In the material below, the lines containing the word "JSON" are required; copy each of them.

Extracts from a graphics dataset:
____

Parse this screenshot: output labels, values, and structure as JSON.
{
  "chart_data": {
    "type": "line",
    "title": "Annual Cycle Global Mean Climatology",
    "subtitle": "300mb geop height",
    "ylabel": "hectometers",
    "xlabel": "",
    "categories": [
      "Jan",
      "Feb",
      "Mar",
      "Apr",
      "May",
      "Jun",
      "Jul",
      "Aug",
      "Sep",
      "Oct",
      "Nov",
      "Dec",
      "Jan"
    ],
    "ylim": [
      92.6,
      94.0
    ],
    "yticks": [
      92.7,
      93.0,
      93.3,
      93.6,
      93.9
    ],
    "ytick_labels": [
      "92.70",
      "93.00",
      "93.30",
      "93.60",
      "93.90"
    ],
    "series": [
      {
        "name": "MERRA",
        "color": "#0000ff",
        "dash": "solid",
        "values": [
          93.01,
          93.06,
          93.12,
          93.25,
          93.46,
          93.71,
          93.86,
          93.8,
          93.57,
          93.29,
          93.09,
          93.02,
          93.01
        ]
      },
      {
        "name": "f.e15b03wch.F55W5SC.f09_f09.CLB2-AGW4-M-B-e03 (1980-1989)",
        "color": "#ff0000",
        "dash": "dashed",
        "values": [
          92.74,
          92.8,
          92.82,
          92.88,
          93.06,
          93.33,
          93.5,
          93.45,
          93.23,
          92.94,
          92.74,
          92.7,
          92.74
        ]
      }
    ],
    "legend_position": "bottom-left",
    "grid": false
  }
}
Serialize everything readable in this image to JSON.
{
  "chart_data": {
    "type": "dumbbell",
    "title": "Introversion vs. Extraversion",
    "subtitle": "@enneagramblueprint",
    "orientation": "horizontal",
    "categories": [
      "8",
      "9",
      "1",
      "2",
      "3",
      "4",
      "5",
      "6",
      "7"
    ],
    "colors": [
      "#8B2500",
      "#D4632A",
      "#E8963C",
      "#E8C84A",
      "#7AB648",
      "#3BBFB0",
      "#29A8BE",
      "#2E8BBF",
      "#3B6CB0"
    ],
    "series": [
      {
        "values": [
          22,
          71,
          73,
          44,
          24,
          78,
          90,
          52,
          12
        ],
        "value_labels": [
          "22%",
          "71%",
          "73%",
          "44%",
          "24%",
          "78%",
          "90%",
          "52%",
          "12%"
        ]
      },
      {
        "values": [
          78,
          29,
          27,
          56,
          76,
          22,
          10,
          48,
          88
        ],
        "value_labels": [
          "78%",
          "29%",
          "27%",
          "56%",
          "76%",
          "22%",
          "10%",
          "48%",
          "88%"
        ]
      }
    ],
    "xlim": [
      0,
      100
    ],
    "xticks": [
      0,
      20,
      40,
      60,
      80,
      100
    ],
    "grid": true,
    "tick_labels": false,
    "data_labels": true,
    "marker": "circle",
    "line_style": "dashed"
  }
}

____

▸ **The solution**
Parse this screenshot: output labels, values, and structure as JSON.
Serialize everything readable in this image to JSON.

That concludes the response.